▶ **RECORD LIST**:
::::
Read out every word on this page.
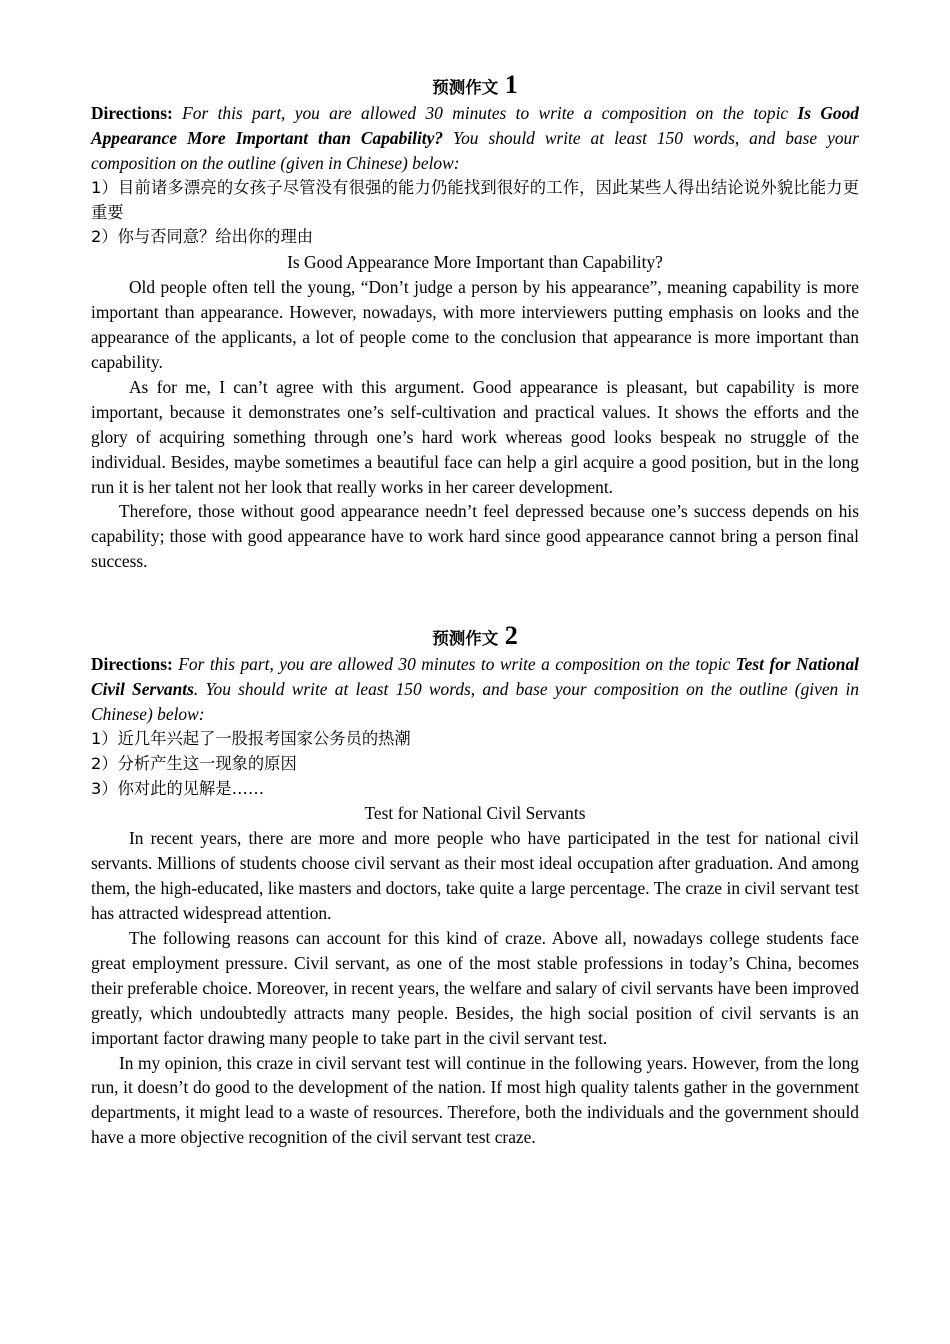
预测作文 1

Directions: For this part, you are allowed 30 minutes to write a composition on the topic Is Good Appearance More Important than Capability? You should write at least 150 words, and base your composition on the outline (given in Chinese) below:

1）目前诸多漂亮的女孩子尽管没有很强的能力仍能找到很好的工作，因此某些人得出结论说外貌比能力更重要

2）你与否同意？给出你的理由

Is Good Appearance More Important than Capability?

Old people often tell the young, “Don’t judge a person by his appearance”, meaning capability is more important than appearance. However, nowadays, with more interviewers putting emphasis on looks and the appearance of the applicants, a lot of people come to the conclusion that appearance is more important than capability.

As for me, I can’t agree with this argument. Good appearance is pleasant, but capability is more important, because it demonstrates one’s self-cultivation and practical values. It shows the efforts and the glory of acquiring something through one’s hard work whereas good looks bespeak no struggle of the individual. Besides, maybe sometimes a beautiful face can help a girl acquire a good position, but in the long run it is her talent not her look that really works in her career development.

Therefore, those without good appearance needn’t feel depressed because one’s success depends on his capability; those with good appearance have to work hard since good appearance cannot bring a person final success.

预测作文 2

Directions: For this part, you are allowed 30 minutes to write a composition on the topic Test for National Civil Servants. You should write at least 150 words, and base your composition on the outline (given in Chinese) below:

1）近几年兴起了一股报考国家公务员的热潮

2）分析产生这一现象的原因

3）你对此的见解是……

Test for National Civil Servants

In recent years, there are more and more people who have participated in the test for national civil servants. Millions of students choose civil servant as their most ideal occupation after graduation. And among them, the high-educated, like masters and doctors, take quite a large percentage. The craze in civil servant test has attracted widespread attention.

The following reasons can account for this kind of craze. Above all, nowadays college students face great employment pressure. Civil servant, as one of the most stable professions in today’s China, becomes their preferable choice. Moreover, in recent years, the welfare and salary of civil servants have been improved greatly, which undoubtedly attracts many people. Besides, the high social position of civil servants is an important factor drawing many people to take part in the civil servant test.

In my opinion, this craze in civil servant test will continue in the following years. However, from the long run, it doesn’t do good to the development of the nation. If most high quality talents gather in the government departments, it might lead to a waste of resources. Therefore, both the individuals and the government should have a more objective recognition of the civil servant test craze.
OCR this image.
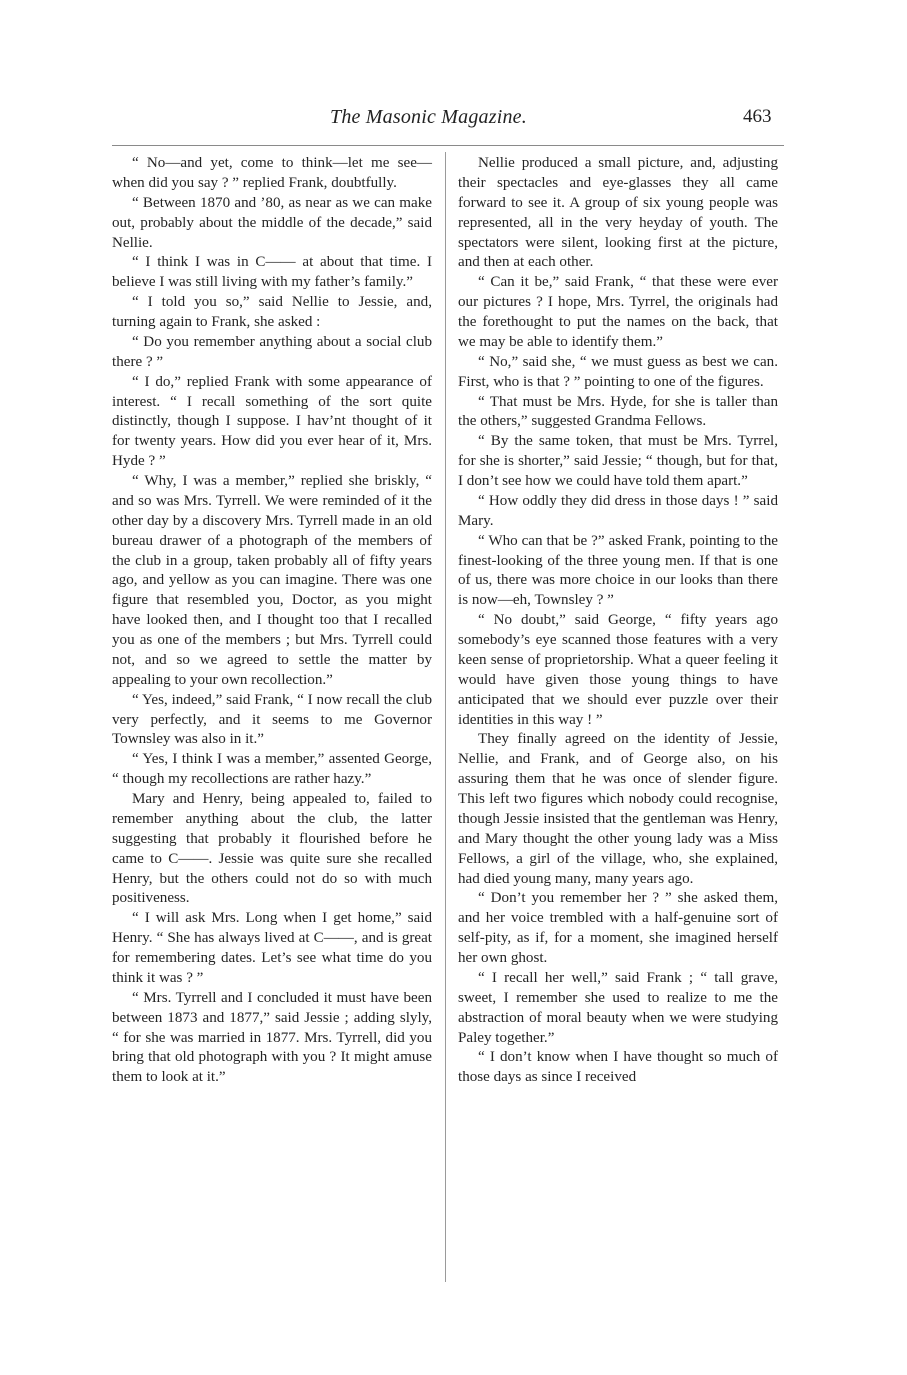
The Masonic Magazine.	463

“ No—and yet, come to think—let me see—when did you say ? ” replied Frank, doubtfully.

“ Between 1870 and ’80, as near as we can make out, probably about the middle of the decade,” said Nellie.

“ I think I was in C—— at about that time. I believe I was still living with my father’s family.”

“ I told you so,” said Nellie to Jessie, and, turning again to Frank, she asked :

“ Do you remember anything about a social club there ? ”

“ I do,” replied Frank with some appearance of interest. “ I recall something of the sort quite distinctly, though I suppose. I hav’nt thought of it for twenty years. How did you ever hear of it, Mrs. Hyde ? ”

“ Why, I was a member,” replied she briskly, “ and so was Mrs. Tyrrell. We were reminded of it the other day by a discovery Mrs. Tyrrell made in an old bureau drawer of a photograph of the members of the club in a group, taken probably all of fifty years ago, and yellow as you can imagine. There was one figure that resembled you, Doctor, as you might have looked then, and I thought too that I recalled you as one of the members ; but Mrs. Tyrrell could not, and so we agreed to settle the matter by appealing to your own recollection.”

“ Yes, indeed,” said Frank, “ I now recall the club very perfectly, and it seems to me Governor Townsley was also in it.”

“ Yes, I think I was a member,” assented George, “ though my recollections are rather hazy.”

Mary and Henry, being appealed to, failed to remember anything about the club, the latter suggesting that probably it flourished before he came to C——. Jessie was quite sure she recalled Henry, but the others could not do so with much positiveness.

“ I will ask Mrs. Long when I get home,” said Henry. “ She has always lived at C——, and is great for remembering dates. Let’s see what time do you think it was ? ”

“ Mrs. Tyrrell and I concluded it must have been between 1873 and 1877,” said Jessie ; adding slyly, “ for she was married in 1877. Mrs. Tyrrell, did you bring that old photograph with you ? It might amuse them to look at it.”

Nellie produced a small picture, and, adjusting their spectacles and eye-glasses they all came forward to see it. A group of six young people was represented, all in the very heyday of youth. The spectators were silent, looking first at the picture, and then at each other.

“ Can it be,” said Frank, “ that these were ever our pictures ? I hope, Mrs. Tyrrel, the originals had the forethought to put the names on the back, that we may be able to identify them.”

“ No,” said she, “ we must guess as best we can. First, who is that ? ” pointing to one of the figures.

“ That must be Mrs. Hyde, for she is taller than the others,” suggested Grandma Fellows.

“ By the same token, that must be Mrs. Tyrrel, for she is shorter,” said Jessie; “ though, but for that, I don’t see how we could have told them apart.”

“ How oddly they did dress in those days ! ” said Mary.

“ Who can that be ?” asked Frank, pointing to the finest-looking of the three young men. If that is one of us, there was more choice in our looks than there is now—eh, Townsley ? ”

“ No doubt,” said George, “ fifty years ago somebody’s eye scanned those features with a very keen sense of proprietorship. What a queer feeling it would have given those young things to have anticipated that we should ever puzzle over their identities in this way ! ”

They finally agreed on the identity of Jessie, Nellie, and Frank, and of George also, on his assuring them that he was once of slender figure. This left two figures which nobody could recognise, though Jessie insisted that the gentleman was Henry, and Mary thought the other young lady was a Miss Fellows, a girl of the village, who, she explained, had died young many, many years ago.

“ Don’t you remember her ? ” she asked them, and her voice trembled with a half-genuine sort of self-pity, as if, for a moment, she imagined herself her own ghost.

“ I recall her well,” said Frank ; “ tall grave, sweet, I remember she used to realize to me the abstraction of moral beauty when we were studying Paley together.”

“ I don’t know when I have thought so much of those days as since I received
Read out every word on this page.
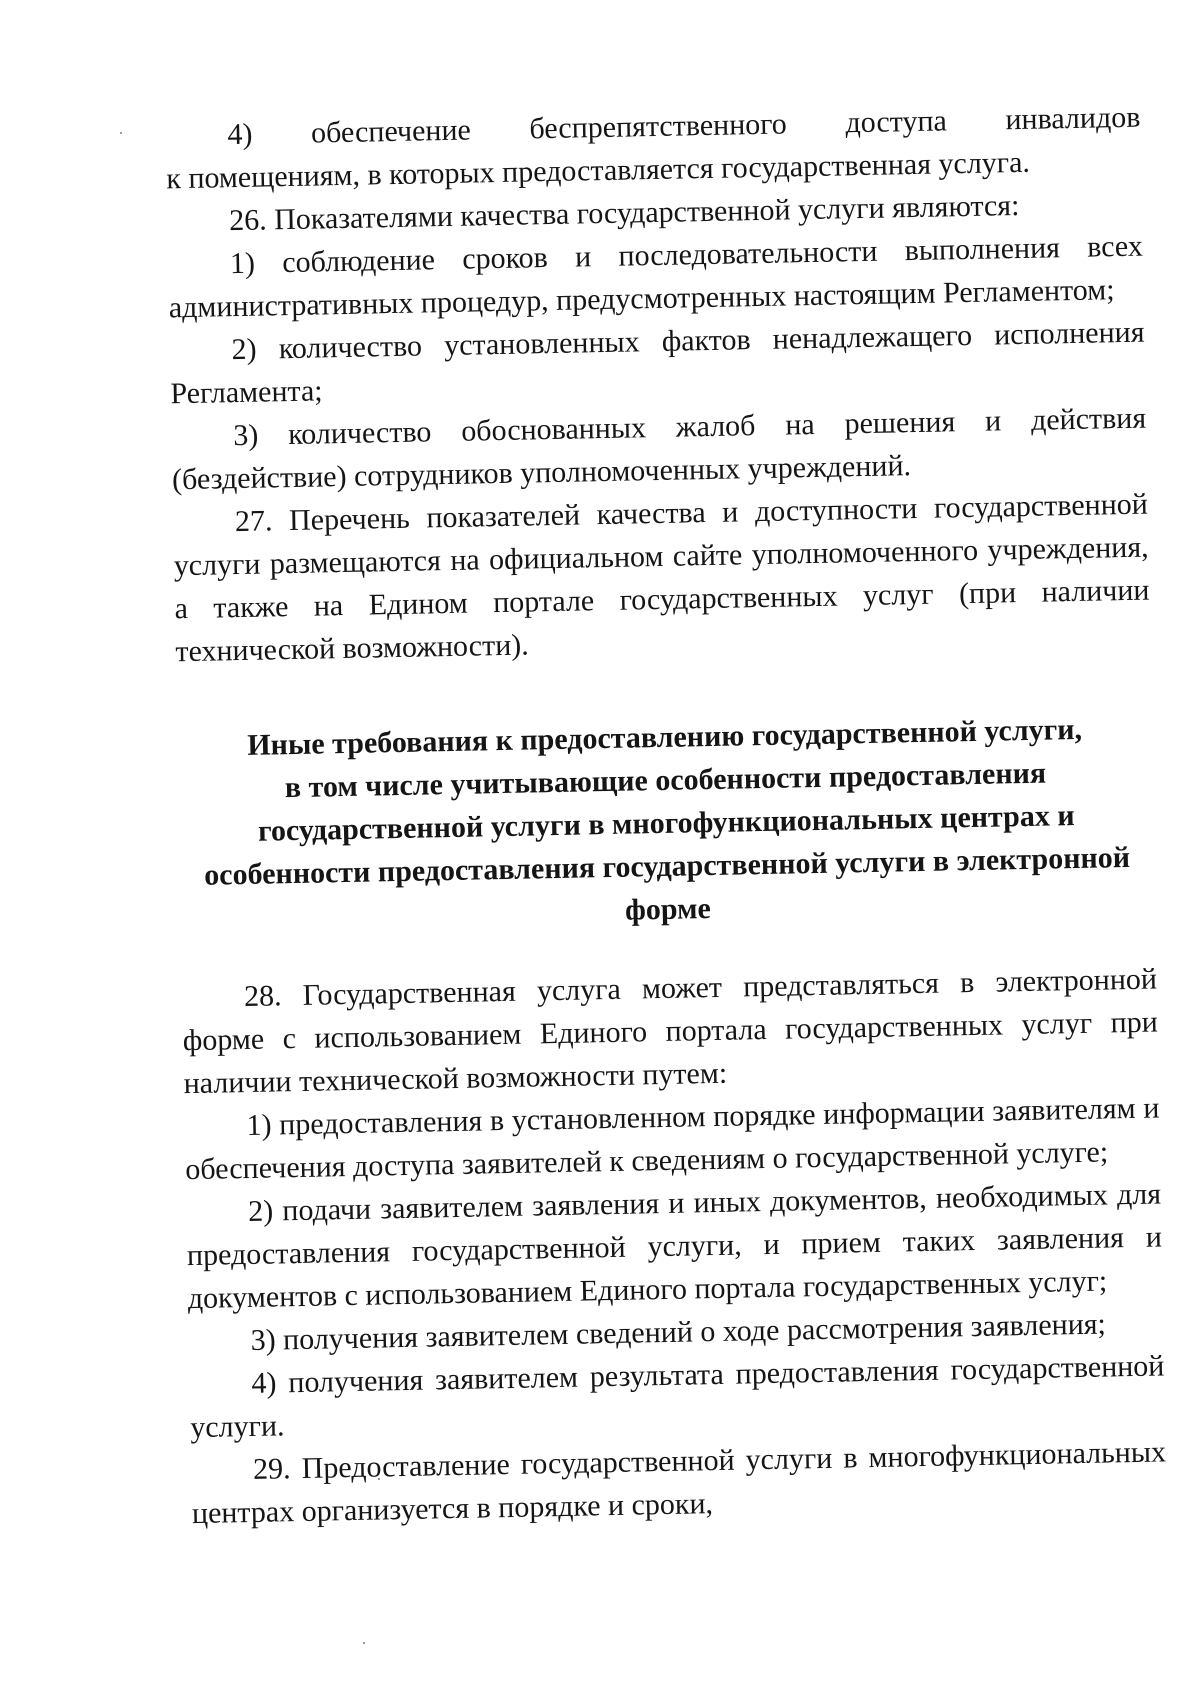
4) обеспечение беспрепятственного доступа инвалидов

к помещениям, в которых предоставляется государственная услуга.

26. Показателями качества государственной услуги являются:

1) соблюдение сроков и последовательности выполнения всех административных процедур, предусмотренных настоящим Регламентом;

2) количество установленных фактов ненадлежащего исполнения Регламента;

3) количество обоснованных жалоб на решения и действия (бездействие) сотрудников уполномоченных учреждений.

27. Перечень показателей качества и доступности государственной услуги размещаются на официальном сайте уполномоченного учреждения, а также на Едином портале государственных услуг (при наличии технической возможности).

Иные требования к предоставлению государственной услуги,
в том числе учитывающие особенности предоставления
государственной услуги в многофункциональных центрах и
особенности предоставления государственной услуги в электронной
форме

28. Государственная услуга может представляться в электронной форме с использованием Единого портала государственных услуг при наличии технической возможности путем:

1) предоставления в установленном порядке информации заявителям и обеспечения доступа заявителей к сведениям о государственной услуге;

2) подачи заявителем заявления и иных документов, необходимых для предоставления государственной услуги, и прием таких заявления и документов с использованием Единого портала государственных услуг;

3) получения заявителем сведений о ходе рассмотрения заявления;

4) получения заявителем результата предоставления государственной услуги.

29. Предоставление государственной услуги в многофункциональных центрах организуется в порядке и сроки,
::::
▶ **AIM OF THE TASK**: Repeat the records in full, exactly as they appear, without the pictures.

▶ **FULL SOLUTION**:
Read out every word on this page.
预测作文 1

Directions: For this part, you are allowed 30 minutes to write a composition on the topic Is Good Appearance More Important than Capability? You should write at least 150 words, and base your composition on the outline (given in Chinese) below:

1）目前诸多漂亮的女孩子尽管没有很强的能力仍能找到很好的工作，因此某些人得出结论说外貌比能力更重要

2）你与否同意？给出你的理由

Is Good Appearance More Important than Capability?

Old people often tell the young, “Don’t judge a person by his appearance”, meaning capability is more important than appearance. However, nowadays, with more interviewers putting emphasis on looks and the appearance of the applicants, a lot of people come to the conclusion that appearance is more important than capability.

As for me, I can’t agree with this argument. Good appearance is pleasant, but capability is more important, because it demonstrates one’s self-cultivation and practical values. It shows the efforts and the glory of acquiring something through one’s hard work whereas good looks bespeak no struggle of the individual. Besides, maybe sometimes a beautiful face can help a girl acquire a good position, but in the long run it is her talent not her look that really works in her career development.

Therefore, those without good appearance needn’t feel depressed because one’s success depends on his capability; those with good appearance have to work hard since good appearance cannot bring a person final success.

预测作文 2

Directions: For this part, you are allowed 30 minutes to write a composition on the topic Test for National Civil Servants. You should write at least 150 words, and base your composition on the outline (given in Chinese) below:

1）近几年兴起了一股报考国家公务员的热潮

2）分析产生这一现象的原因

3）你对此的见解是……

Test for National Civil Servants

In recent years, there are more and more people who have participated in the test for national civil servants. Millions of students choose civil servant as their most ideal occupation after graduation. And among them, the high-educated, like masters and doctors, take quite a large percentage. The craze in civil servant test has attracted widespread attention.

The following reasons can account for this kind of craze. Above all, nowadays college students face great employment pressure. Civil servant, as one of the most stable professions in today’s China, becomes their preferable choice. Moreover, in recent years, the welfare and salary of civil servants have been improved greatly, which undoubtedly attracts many people. Besides, the high social position of civil servants is an important factor drawing many people to take part in the civil servant test.

In my opinion, this craze in civil servant test will continue in the following years. However, from the long run, it doesn’t do good to the development of the nation. If most high quality talents gather in the government departments, it might lead to a waste of resources. Therefore, both the individuals and the government should have a more objective recognition of the civil servant test craze.
OCR this image.
The Masonic Magazine.	463

“ No—and yet, come to think—let me see—when did you say ? ” replied Frank, doubtfully.

“ Between 1870 and ’80, as near as we can make out, probably about the middle of the decade,” said Nellie.

“ I think I was in C—— at about that time. I believe I was still living with my father’s family.”

“ I told you so,” said Nellie to Jessie, and, turning again to Frank, she asked :

“ Do you remember anything about a social club there ? ”

“ I do,” replied Frank with some appearance of interest. “ I recall something of the sort quite distinctly, though I suppose. I hav’nt thought of it for twenty years. How did you ever hear of it, Mrs. Hyde ? ”

“ Why, I was a member,” replied she briskly, “ and so was Mrs. Tyrrell. We were reminded of it the other day by a discovery Mrs. Tyrrell made in an old bureau drawer of a photograph of the members of the club in a group, taken probably all of fifty years ago, and yellow as you can imagine. There was one figure that resembled you, Doctor, as you might have looked then, and I thought too that I recalled you as one of the members ; but Mrs. Tyrrell could not, and so we agreed to settle the matter by appealing to your own recollection.”

“ Yes, indeed,” said Frank, “ I now recall the club very perfectly, and it seems to me Governor Townsley was also in it.”

“ Yes, I think I was a member,” assented George, “ though my recollections are rather hazy.”

Mary and Henry, being appealed to, failed to remember anything about the club, the latter suggesting that probably it flourished before he came to C——. Jessie was quite sure she recalled Henry, but the others could not do so with much positiveness.

“ I will ask Mrs. Long when I get home,” said Henry. “ She has always lived at C——, and is great for remembering dates. Let’s see what time do you think it was ? ”

“ Mrs. Tyrrell and I concluded it must have been between 1873 and 1877,” said Jessie ; adding slyly, “ for she was married in 1877. Mrs. Tyrrell, did you bring that old photograph with you ? It might amuse them to look at it.”

Nellie produced a small picture, and, adjusting their spectacles and eye-glasses they all came forward to see it. A group of six young people was represented, all in the very heyday of youth. The spectators were silent, looking first at the picture, and then at each other.

“ Can it be,” said Frank, “ that these were ever our pictures ? I hope, Mrs. Tyrrel, the originals had the forethought to put the names on the back, that we may be able to identify them.”

“ No,” said she, “ we must guess as best we can. First, who is that ? ” pointing to one of the figures.

“ That must be Mrs. Hyde, for she is taller than the others,” suggested Grandma Fellows.

“ By the same token, that must be Mrs. Tyrrel, for she is shorter,” said Jessie; “ though, but for that, I don’t see how we could have told them apart.”

“ How oddly they did dress in those days ! ” said Mary.

“ Who can that be ?” asked Frank, pointing to the finest-looking of the three young men. If that is one of us, there was more choice in our looks than there is now—eh, Townsley ? ”

“ No doubt,” said George, “ fifty years ago somebody’s eye scanned those features with a very keen sense of proprietorship. What a queer feeling it would have given those young things to have anticipated that we should ever puzzle over their identities in this way ! ”

They finally agreed on the identity of Jessie, Nellie, and Frank, and of George also, on his assuring them that he was once of slender figure. This left two figures which nobody could recognise, though Jessie insisted that the gentleman was Henry, and Mary thought the other young lady was a Miss Fellows, a girl of the village, who, she explained, had died young many, many years ago.

“ Don’t you remember her ? ” she asked them, and her voice trembled with a half-genuine sort of self-pity, as if, for a moment, she imagined herself her own ghost.

“ I recall her well,” said Frank ; “ tall grave, sweet, I remember she used to realize to me the abstraction of moral beauty when we were studying Paley together.”

“ I don’t know when I have thought so much of those days as since I received
Read out every word on this page.
4) обеспечение беспрепятственного доступа инвалидов

к помещениям, в которых предоставляется государственная услуга.

26. Показателями качества государственной услуги являются:

1) соблюдение сроков и последовательности выполнения всех административных процедур, предусмотренных настоящим Регламентом;

2) количество установленных фактов ненадлежащего исполнения Регламента;

3) количество обоснованных жалоб на решения и действия (бездействие) сотрудников уполномоченных учреждений.

27. Перечень показателей качества и доступности государственной услуги размещаются на официальном сайте уполномоченного учреждения, а также на Едином портале государственных услуг (при наличии технической возможности).

Иные требования к предоставлению государственной услуги,
в том числе учитывающие особенности предоставления
государственной услуги в многофункциональных центрах и
особенности предоставления государственной услуги в электронной
форме

28. Государственная услуга может представляться в электронной форме с использованием Единого портала государственных услуг при наличии технической возможности путем:

1) предоставления в установленном порядке информации заявителям и обеспечения доступа заявителей к сведениям о государственной услуге;

2) подачи заявителем заявления и иных документов, необходимых для предоставления государственной услуги, и прием таких заявления и документов с использованием Единого портала государственных услуг;

3) получения заявителем сведений о ходе рассмотрения заявления;

4) получения заявителем результата предоставления государственной услуги.

29. Предоставление государственной услуги в многофункциональных центрах организуется в порядке и сроки,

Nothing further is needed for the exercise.